>>>>

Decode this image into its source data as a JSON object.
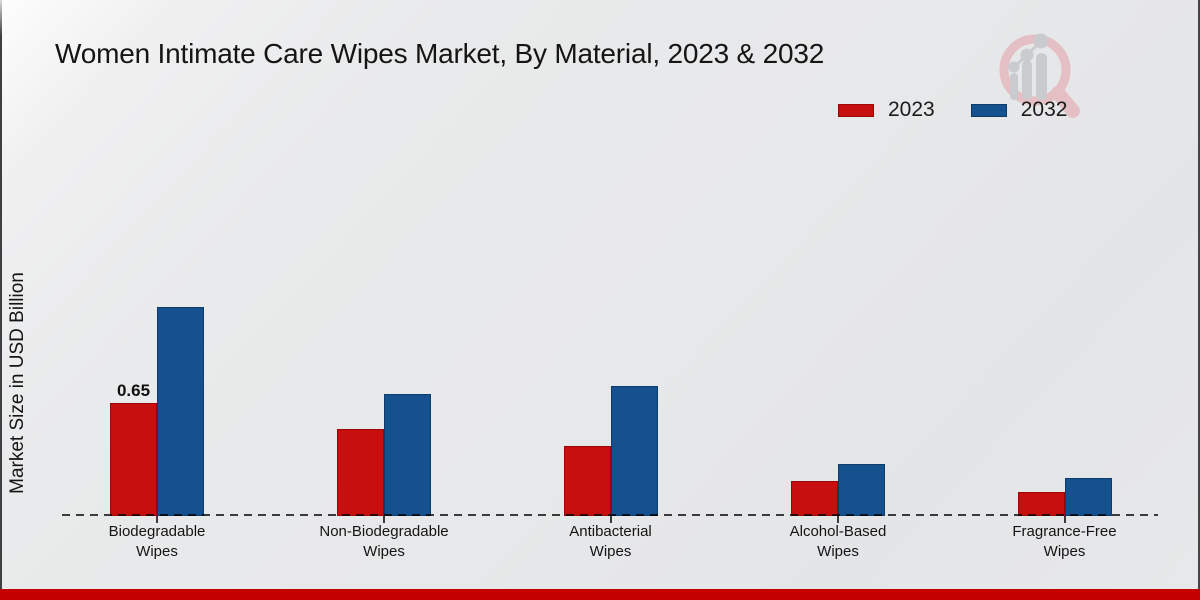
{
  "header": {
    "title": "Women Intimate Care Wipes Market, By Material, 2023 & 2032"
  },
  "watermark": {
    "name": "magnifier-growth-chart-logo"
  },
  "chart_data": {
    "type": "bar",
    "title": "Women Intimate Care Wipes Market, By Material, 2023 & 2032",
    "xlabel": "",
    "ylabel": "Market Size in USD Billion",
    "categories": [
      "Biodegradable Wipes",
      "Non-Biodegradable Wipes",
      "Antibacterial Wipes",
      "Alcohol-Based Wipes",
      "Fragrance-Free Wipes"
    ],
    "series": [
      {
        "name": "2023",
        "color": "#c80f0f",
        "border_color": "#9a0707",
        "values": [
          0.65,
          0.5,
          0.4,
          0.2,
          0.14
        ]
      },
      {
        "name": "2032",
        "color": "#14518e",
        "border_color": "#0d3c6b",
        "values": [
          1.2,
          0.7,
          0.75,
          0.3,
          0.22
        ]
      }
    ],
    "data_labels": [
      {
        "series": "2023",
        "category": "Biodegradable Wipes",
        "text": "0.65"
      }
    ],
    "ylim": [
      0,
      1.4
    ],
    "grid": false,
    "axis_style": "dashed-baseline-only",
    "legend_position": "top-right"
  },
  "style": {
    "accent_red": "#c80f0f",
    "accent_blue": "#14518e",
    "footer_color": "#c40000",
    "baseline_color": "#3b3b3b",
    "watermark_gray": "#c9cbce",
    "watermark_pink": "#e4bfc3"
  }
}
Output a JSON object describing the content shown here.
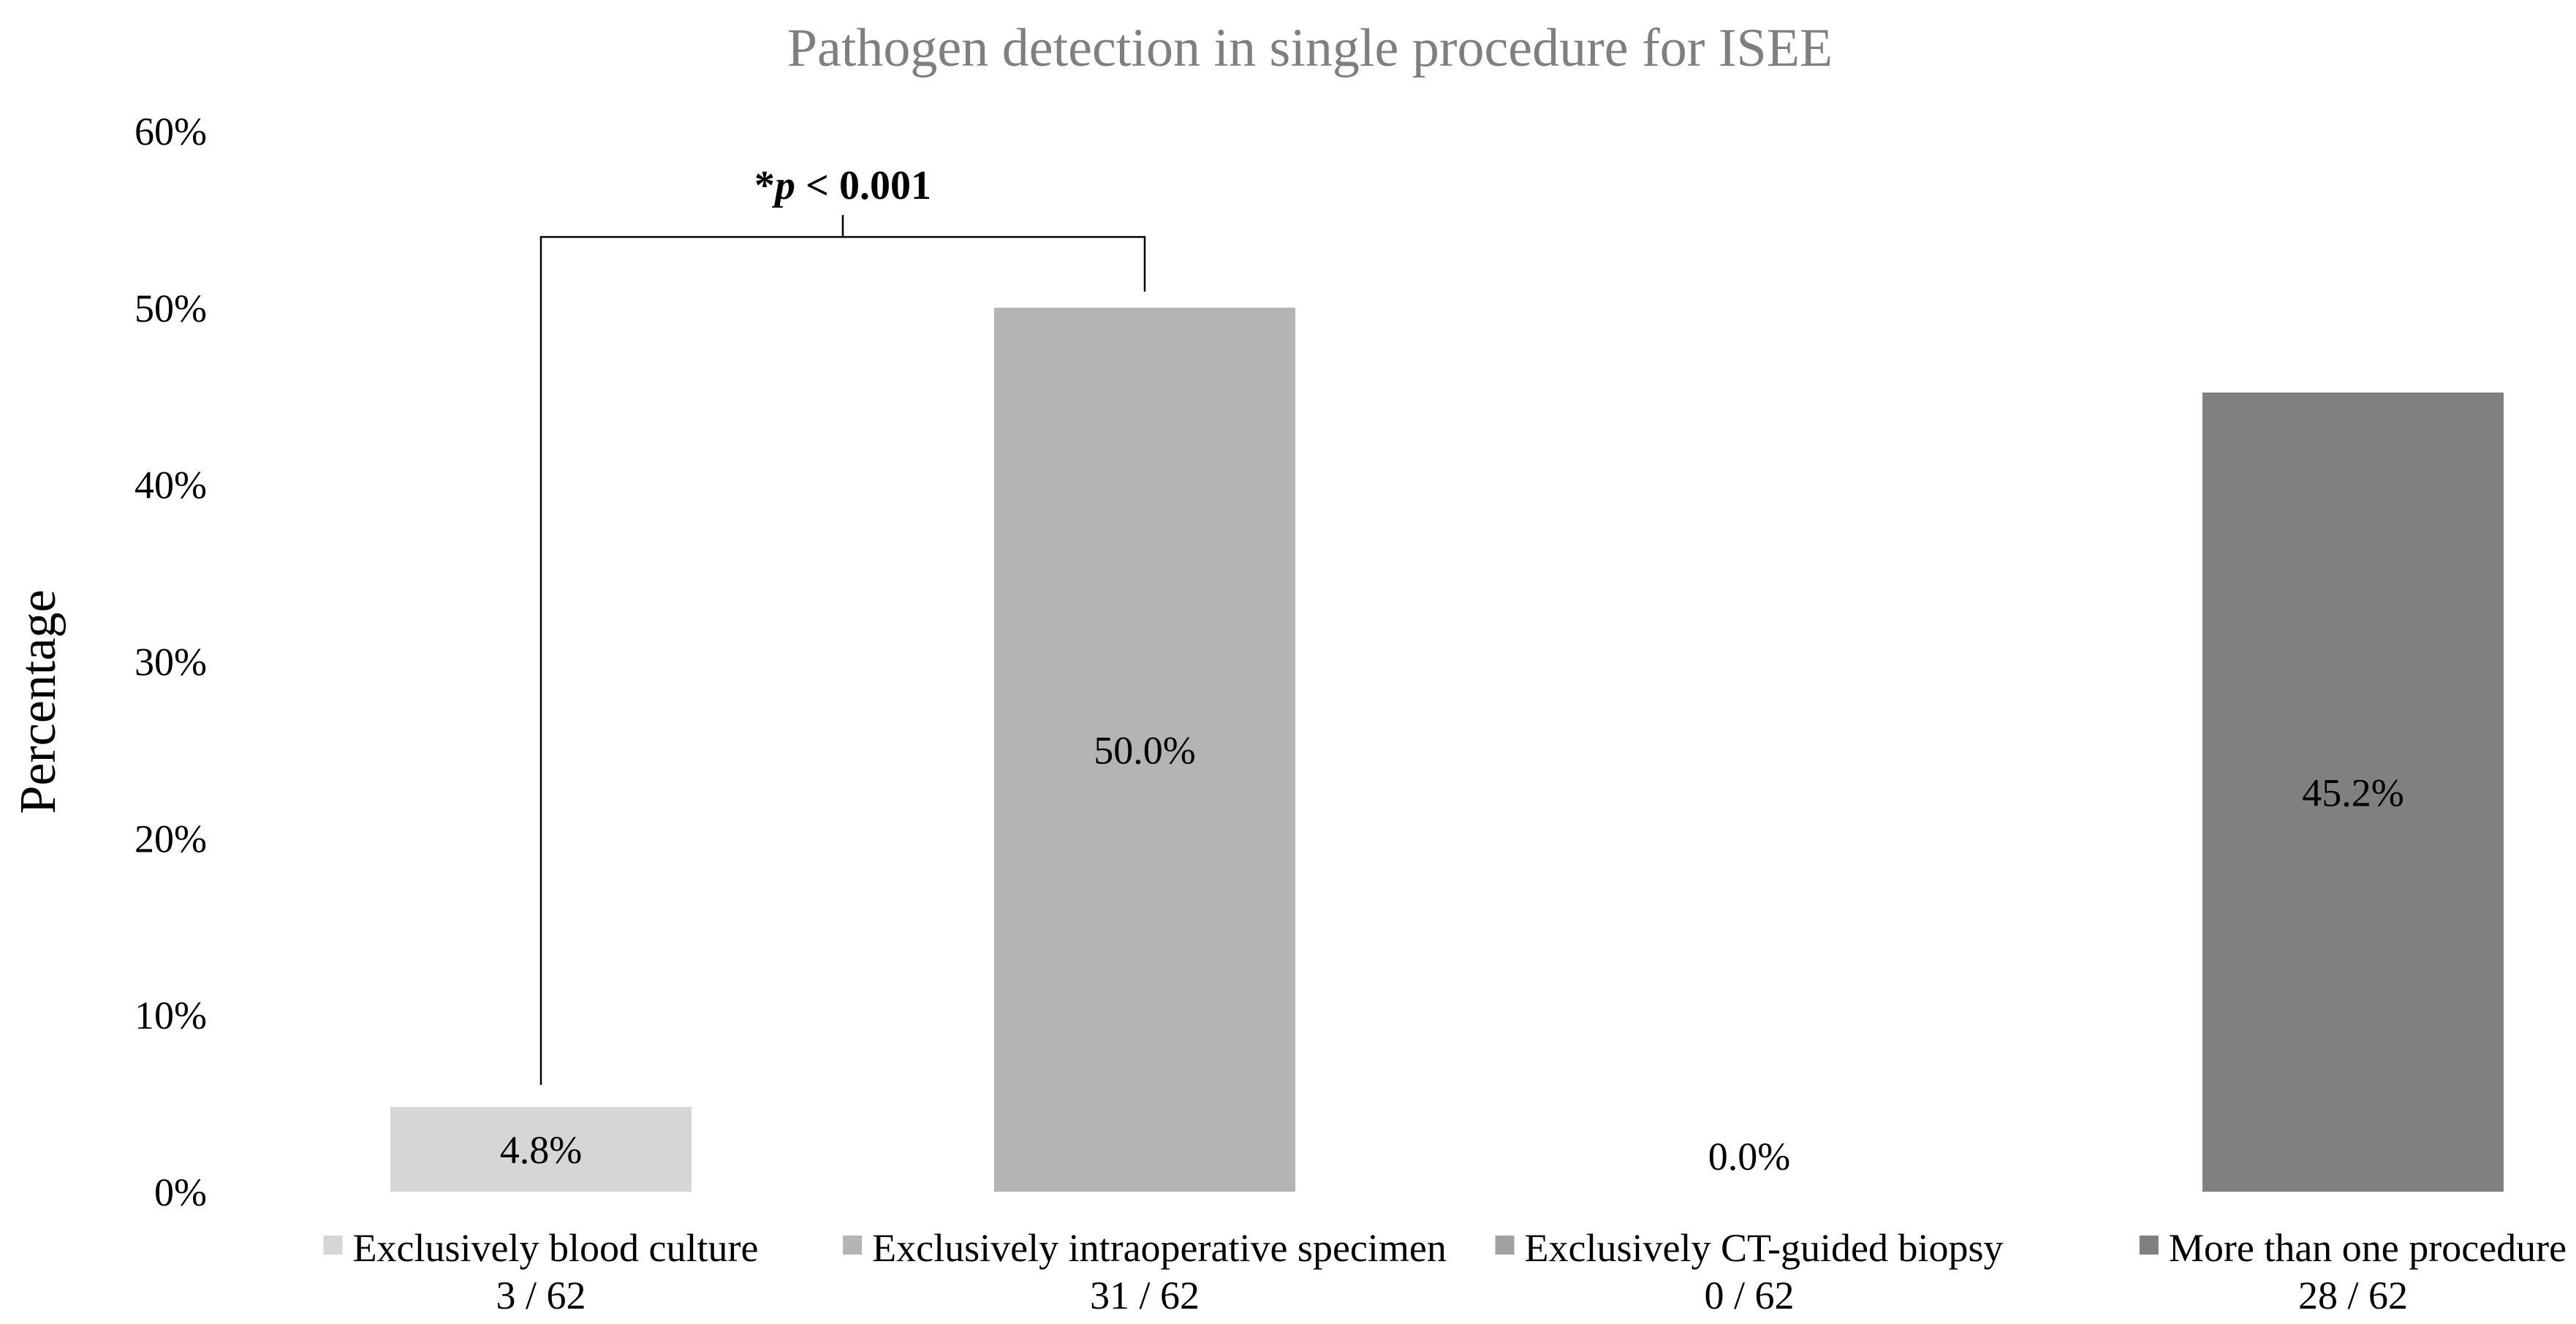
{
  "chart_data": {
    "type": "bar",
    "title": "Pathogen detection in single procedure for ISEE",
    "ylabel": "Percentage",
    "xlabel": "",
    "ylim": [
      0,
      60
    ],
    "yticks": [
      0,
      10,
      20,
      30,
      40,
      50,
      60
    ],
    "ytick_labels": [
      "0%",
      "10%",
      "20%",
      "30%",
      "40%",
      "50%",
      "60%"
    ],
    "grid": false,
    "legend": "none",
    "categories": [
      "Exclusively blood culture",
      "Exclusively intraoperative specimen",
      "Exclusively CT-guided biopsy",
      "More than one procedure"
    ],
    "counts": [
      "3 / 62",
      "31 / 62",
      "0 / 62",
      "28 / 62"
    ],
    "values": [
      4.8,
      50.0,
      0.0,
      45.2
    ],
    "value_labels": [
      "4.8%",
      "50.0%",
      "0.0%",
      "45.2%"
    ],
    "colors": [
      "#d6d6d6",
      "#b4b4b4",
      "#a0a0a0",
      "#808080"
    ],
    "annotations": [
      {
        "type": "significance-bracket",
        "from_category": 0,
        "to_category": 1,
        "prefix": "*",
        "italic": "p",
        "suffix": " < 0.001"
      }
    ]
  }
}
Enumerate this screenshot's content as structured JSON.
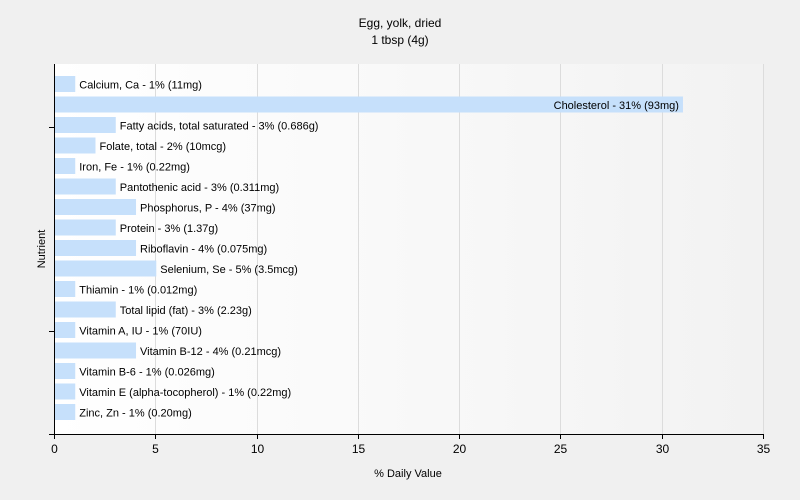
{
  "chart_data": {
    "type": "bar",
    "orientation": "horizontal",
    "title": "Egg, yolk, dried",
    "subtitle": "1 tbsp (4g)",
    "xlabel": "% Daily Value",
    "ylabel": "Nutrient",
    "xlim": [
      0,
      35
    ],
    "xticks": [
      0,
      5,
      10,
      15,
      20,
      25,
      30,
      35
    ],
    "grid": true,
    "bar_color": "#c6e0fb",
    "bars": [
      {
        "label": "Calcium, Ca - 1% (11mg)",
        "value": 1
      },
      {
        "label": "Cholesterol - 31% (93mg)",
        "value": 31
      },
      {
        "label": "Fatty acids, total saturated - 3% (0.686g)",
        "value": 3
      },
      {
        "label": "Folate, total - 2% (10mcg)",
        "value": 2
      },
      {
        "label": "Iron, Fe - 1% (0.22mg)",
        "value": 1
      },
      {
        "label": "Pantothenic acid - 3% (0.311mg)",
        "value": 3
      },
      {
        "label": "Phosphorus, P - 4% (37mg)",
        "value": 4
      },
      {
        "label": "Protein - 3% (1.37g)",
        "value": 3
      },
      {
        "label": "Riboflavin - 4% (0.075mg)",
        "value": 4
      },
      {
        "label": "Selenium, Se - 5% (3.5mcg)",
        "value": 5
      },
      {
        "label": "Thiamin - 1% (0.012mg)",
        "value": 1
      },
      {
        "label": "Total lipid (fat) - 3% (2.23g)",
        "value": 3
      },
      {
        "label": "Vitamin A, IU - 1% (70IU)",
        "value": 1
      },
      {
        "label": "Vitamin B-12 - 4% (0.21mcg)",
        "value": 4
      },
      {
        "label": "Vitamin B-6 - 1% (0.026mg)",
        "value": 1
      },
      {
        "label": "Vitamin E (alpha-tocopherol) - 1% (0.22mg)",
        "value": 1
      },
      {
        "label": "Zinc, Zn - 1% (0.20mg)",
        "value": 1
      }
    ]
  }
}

<<<<

EXERCISE AIM:
What is needed is an exact copy of the entries, without any images.

RESPONSE:
Decode this image into its source data as a JSON object.
{
  "header": {
    "title": "Women Intimate Care Wipes Market, By Material, 2023 & 2032"
  },
  "watermark": {
    "name": "magnifier-growth-chart-logo"
  },
  "chart_data": {
    "type": "bar",
    "title": "Women Intimate Care Wipes Market, By Material, 2023 & 2032",
    "xlabel": "",
    "ylabel": "Market Size in USD Billion",
    "categories": [
      "Biodegradable Wipes",
      "Non-Biodegradable Wipes",
      "Antibacterial Wipes",
      "Alcohol-Based Wipes",
      "Fragrance-Free Wipes"
    ],
    "series": [
      {
        "name": "2023",
        "color": "#c80f0f",
        "border_color": "#9a0707",
        "values": [
          0.65,
          0.5,
          0.4,
          0.2,
          0.14
        ]
      },
      {
        "name": "2032",
        "color": "#14518e",
        "border_color": "#0d3c6b",
        "values": [
          1.2,
          0.7,
          0.75,
          0.3,
          0.22
        ]
      }
    ],
    "data_labels": [
      {
        "series": "2023",
        "category": "Biodegradable Wipes",
        "text": "0.65"
      }
    ],
    "ylim": [
      0,
      1.4
    ],
    "grid": false,
    "axis_style": "dashed-baseline-only",
    "legend_position": "top-right"
  },
  "style": {
    "accent_red": "#c80f0f",
    "accent_blue": "#14518e",
    "footer_color": "#c40000",
    "baseline_color": "#3b3b3b",
    "watermark_gray": "#c9cbce",
    "watermark_pink": "#e4bfc3"
  }
}
Output a JSON object describing the content shown here.
{
  "chart_data": {
    "type": "bar",
    "title": "Pathogen detection in single procedure for ISEE",
    "ylabel": "Percentage",
    "xlabel": "",
    "ylim": [
      0,
      60
    ],
    "yticks": [
      0,
      10,
      20,
      30,
      40,
      50,
      60
    ],
    "ytick_labels": [
      "0%",
      "10%",
      "20%",
      "30%",
      "40%",
      "50%",
      "60%"
    ],
    "grid": false,
    "legend": "none",
    "categories": [
      "Exclusively blood culture",
      "Exclusively intraoperative specimen",
      "Exclusively CT-guided biopsy",
      "More than one procedure"
    ],
    "counts": [
      "3 / 62",
      "31 / 62",
      "0 / 62",
      "28 / 62"
    ],
    "values": [
      4.8,
      50.0,
      0.0,
      45.2
    ],
    "value_labels": [
      "4.8%",
      "50.0%",
      "0.0%",
      "45.2%"
    ],
    "colors": [
      "#d6d6d6",
      "#b4b4b4",
      "#a0a0a0",
      "#808080"
    ],
    "annotations": [
      {
        "type": "significance-bracket",
        "from_category": 0,
        "to_category": 1,
        "prefix": "*",
        "italic": "p",
        "suffix": " < 0.001"
      }
    ]
  }
}
Enumerate this screenshot's content as structured JSON.
{
  "chart_data": {
    "type": "bar",
    "orientation": "horizontal",
    "title": "Egg, yolk, dried",
    "subtitle": "1 tbsp (4g)",
    "xlabel": "% Daily Value",
    "ylabel": "Nutrient",
    "xlim": [
      0,
      35
    ],
    "xticks": [
      0,
      5,
      10,
      15,
      20,
      25,
      30,
      35
    ],
    "grid": true,
    "bar_color": "#c6e0fb",
    "bars": [
      {
        "label": "Calcium, Ca - 1% (11mg)",
        "value": 1
      },
      {
        "label": "Cholesterol - 31% (93mg)",
        "value": 31
      },
      {
        "label": "Fatty acids, total saturated - 3% (0.686g)",
        "value": 3
      },
      {
        "label": "Folate, total - 2% (10mcg)",
        "value": 2
      },
      {
        "label": "Iron, Fe - 1% (0.22mg)",
        "value": 1
      },
      {
        "label": "Pantothenic acid - 3% (0.311mg)",
        "value": 3
      },
      {
        "label": "Phosphorus, P - 4% (37mg)",
        "value": 4
      },
      {
        "label": "Protein - 3% (1.37g)",
        "value": 3
      },
      {
        "label": "Riboflavin - 4% (0.075mg)",
        "value": 4
      },
      {
        "label": "Selenium, Se - 5% (3.5mcg)",
        "value": 5
      },
      {
        "label": "Thiamin - 1% (0.012mg)",
        "value": 1
      },
      {
        "label": "Total lipid (fat) - 3% (2.23g)",
        "value": 3
      },
      {
        "label": "Vitamin A, IU - 1% (70IU)",
        "value": 1
      },
      {
        "label": "Vitamin B-12 - 4% (0.21mcg)",
        "value": 4
      },
      {
        "label": "Vitamin B-6 - 1% (0.026mg)",
        "value": 1
      },
      {
        "label": "Vitamin E (alpha-tocopherol) - 1% (0.22mg)",
        "value": 1
      },
      {
        "label": "Zinc, Zn - 1% (0.20mg)",
        "value": 1
      }
    ]
  }
}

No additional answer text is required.